- **Task instructions**
Write out the listing below exactly, and omit any images you find in it.
--- START OF Source data ---
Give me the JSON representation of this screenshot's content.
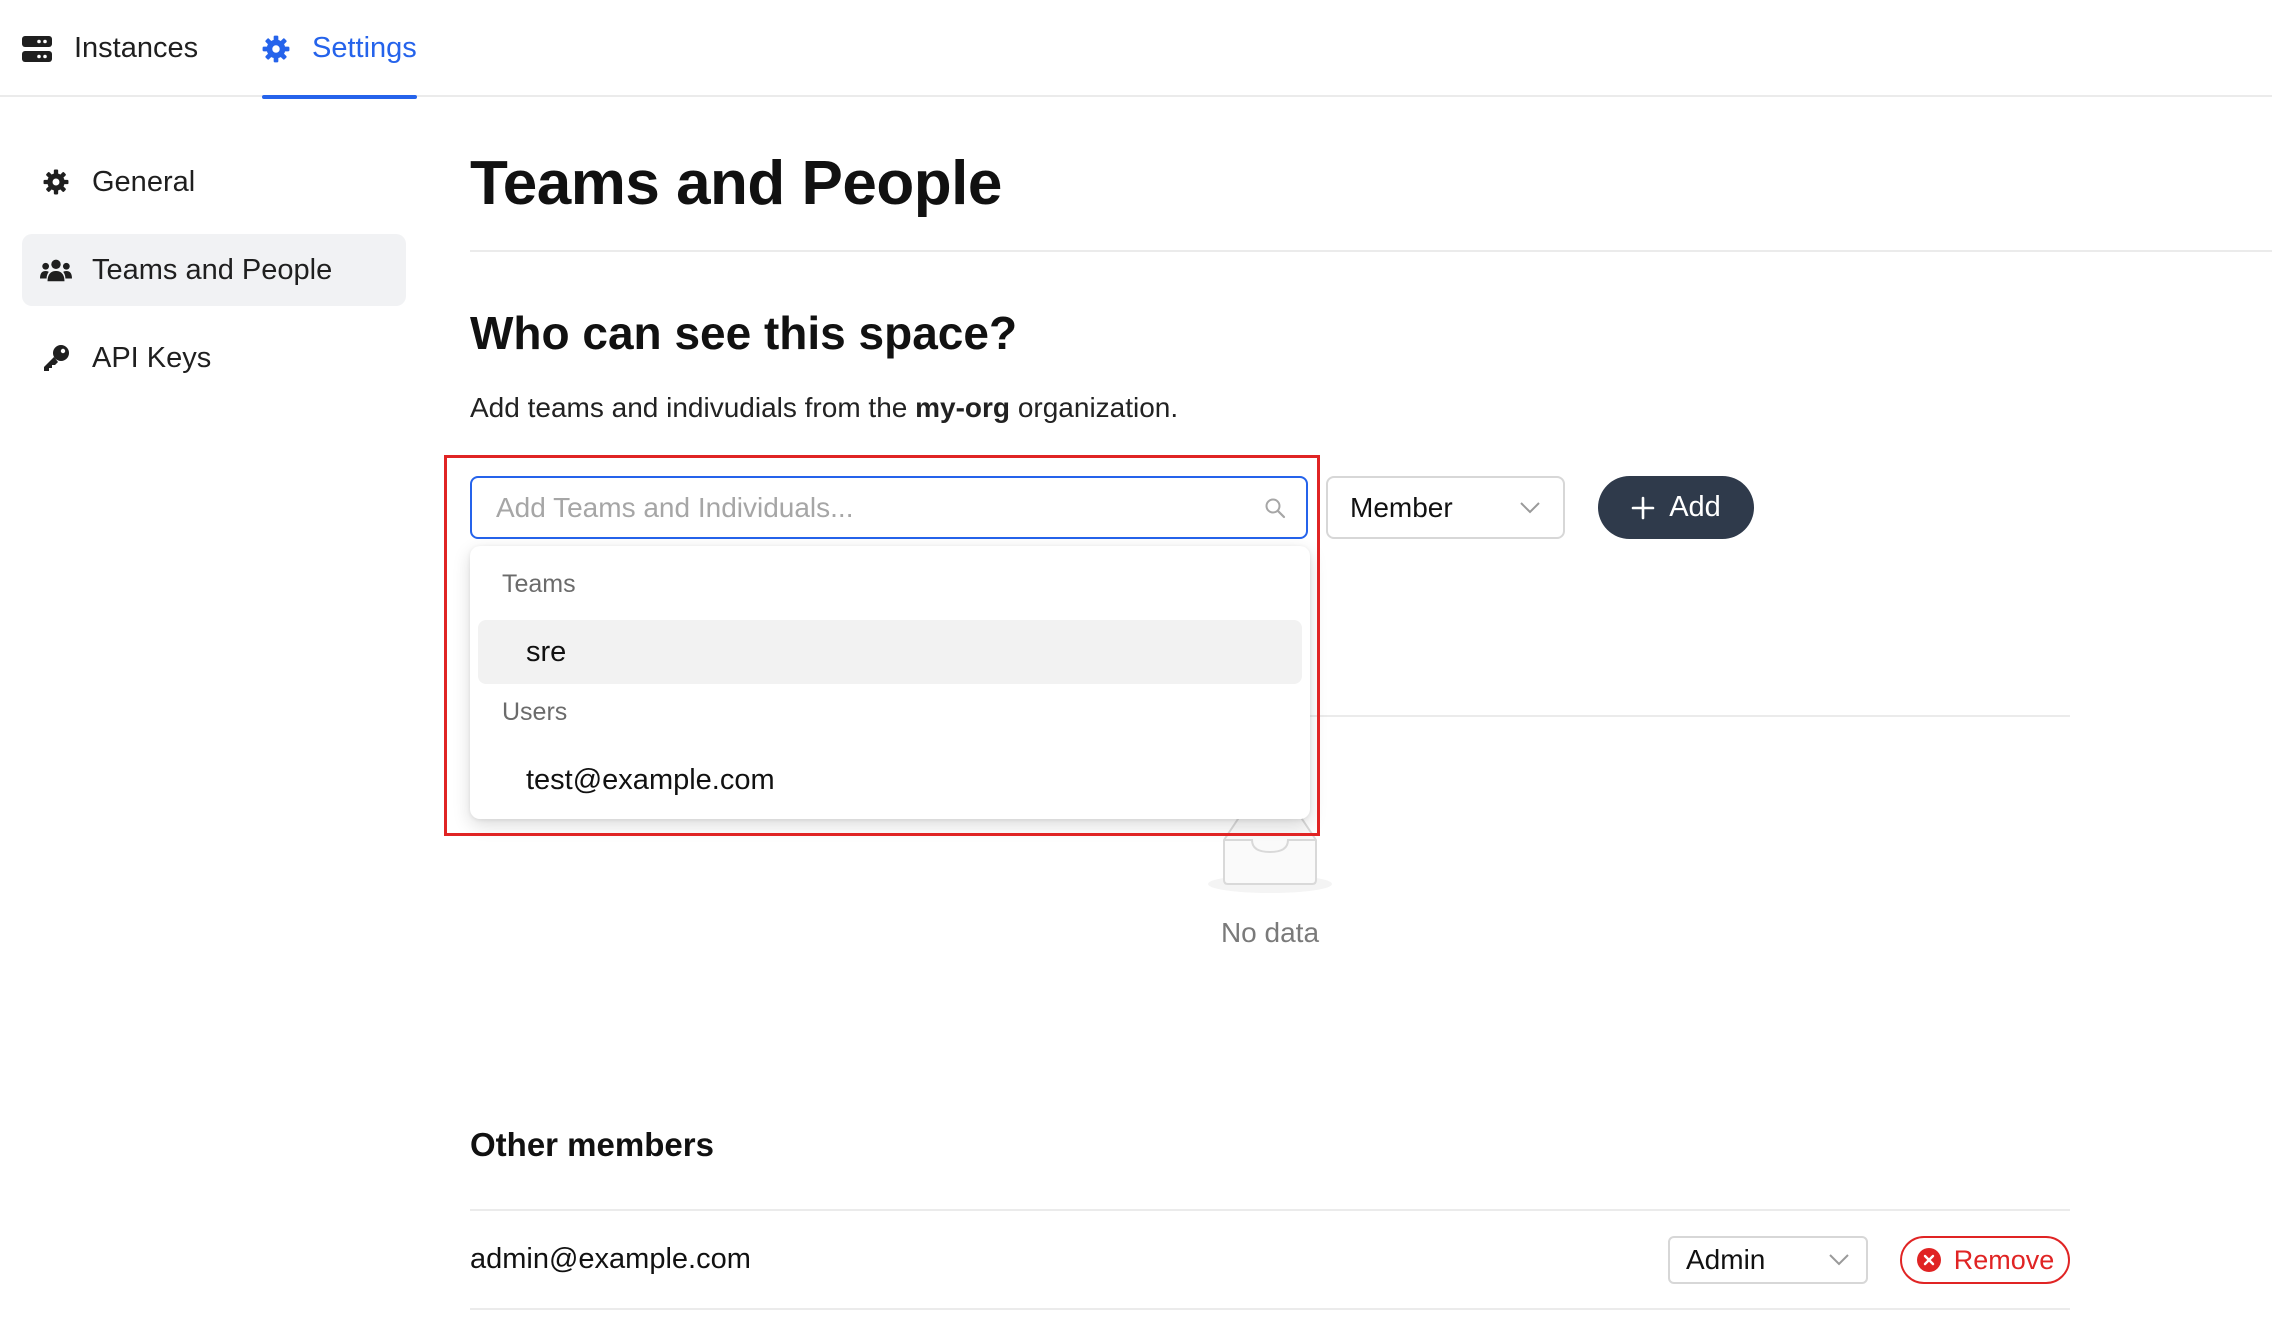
{
  "top_nav": {
    "tabs": [
      {
        "label": "Instances",
        "icon": "server-icon",
        "active": false
      },
      {
        "label": "Settings",
        "icon": "gear-icon",
        "active": true
      }
    ]
  },
  "sidebar": {
    "items": [
      {
        "label": "General",
        "icon": "gear-icon",
        "active": false
      },
      {
        "label": "Teams and People",
        "icon": "users-icon",
        "active": true
      },
      {
        "label": "API Keys",
        "icon": "key-icon",
        "active": false
      }
    ]
  },
  "main": {
    "title": "Teams and People",
    "section_title": "Who can see this space?",
    "description_prefix": "Add teams and indivudials from the",
    "description_org": "my-org",
    "description_suffix": "organization.",
    "search": {
      "placeholder": "Add Teams and Individuals...",
      "value": ""
    },
    "role_select": {
      "value": "Member"
    },
    "add_label": "Add",
    "dropdown": {
      "groups": [
        {
          "label": "Teams",
          "options": [
            "sre"
          ]
        },
        {
          "label": "Users",
          "options": [
            "test@example.com"
          ]
        }
      ]
    },
    "empty_text": "No data",
    "other_members_title": "Other members",
    "other_members": [
      {
        "email": "admin@example.com",
        "role": "Admin",
        "remove_label": "Remove"
      }
    ]
  },
  "colors": {
    "accent": "#2563eb",
    "primary_button": "#2f3a4b",
    "danger": "#e02424",
    "sidebar_active_bg": "#f1f2f4"
  }
}
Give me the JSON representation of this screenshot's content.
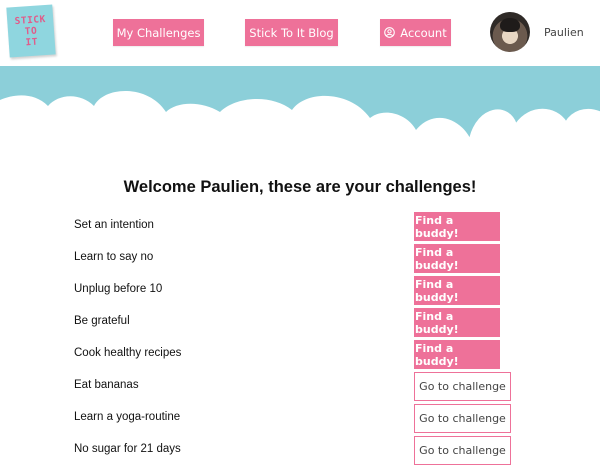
{
  "logo": {
    "lines": [
      "STICK",
      "TO",
      "IT"
    ]
  },
  "nav": {
    "challenges": "My Challenges",
    "blog": "Stick To It Blog",
    "account": "Account"
  },
  "user": {
    "name": "Paulien"
  },
  "welcome": "Welcome Paulien, these are your challenges!",
  "challenges": [
    {
      "title": "Set an intention",
      "action": "Find a buddy!"
    },
    {
      "title": "Learn to say no",
      "action": "Find a buddy!"
    },
    {
      "title": "Unplug before 10",
      "action": "Find a buddy!"
    },
    {
      "title": "Be grateful",
      "action": "Find a buddy!"
    },
    {
      "title": "Cook healthy recipes",
      "action": "Find a buddy!"
    },
    {
      "title": "Eat bananas",
      "action": "Go to challenge"
    },
    {
      "title": "Learn a yoga-routine",
      "action": "Go to challenge"
    },
    {
      "title": "No sugar for 21 days",
      "action": "Go to challenge"
    }
  ],
  "colors": {
    "accent": "#ee7199",
    "cloud": "#8ccfd9",
    "logo": "#8fd6df"
  },
  "icons": {
    "account": "user-circle-icon"
  }
}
--- END OF Source data ---
- **Task result**
Give me the JSON representation of this screenshot's content.
{
  "top_nav": {
    "tabs": [
      {
        "label": "Instances",
        "icon": "server-icon",
        "active": false
      },
      {
        "label": "Settings",
        "icon": "gear-icon",
        "active": true
      }
    ]
  },
  "sidebar": {
    "items": [
      {
        "label": "General",
        "icon": "gear-icon",
        "active": false
      },
      {
        "label": "Teams and People",
        "icon": "users-icon",
        "active": true
      },
      {
        "label": "API Keys",
        "icon": "key-icon",
        "active": false
      }
    ]
  },
  "main": {
    "title": "Teams and People",
    "section_title": "Who can see this space?",
    "description_prefix": "Add teams and indivudials from the",
    "description_org": "my-org",
    "description_suffix": "organization.",
    "search": {
      "placeholder": "Add Teams and Individuals...",
      "value": ""
    },
    "role_select": {
      "value": "Member"
    },
    "add_label": "Add",
    "dropdown": {
      "groups": [
        {
          "label": "Teams",
          "options": [
            "sre"
          ]
        },
        {
          "label": "Users",
          "options": [
            "test@example.com"
          ]
        }
      ]
    },
    "empty_text": "No data",
    "other_members_title": "Other members",
    "other_members": [
      {
        "email": "admin@example.com",
        "role": "Admin",
        "remove_label": "Remove"
      }
    ]
  },
  "colors": {
    "accent": "#2563eb",
    "primary_button": "#2f3a4b",
    "danger": "#e02424",
    "sidebar_active_bg": "#f1f2f4"
  }
}
Give me the JSON representation of this screenshot's content.
{
  "logo": {
    "lines": [
      "STICK",
      "TO",
      "IT"
    ]
  },
  "nav": {
    "challenges": "My Challenges",
    "blog": "Stick To It Blog",
    "account": "Account"
  },
  "user": {
    "name": "Paulien"
  },
  "welcome": "Welcome Paulien, these are your challenges!",
  "challenges": [
    {
      "title": "Set an intention",
      "action": "Find a buddy!"
    },
    {
      "title": "Learn to say no",
      "action": "Find a buddy!"
    },
    {
      "title": "Unplug before 10",
      "action": "Find a buddy!"
    },
    {
      "title": "Be grateful",
      "action": "Find a buddy!"
    },
    {
      "title": "Cook healthy recipes",
      "action": "Find a buddy!"
    },
    {
      "title": "Eat bananas",
      "action": "Go to challenge"
    },
    {
      "title": "Learn a yoga-routine",
      "action": "Go to challenge"
    },
    {
      "title": "No sugar for 21 days",
      "action": "Go to challenge"
    }
  ],
  "colors": {
    "accent": "#ee7199",
    "cloud": "#8ccfd9",
    "logo": "#8fd6df"
  },
  "icons": {
    "account": "user-circle-icon"
  }
}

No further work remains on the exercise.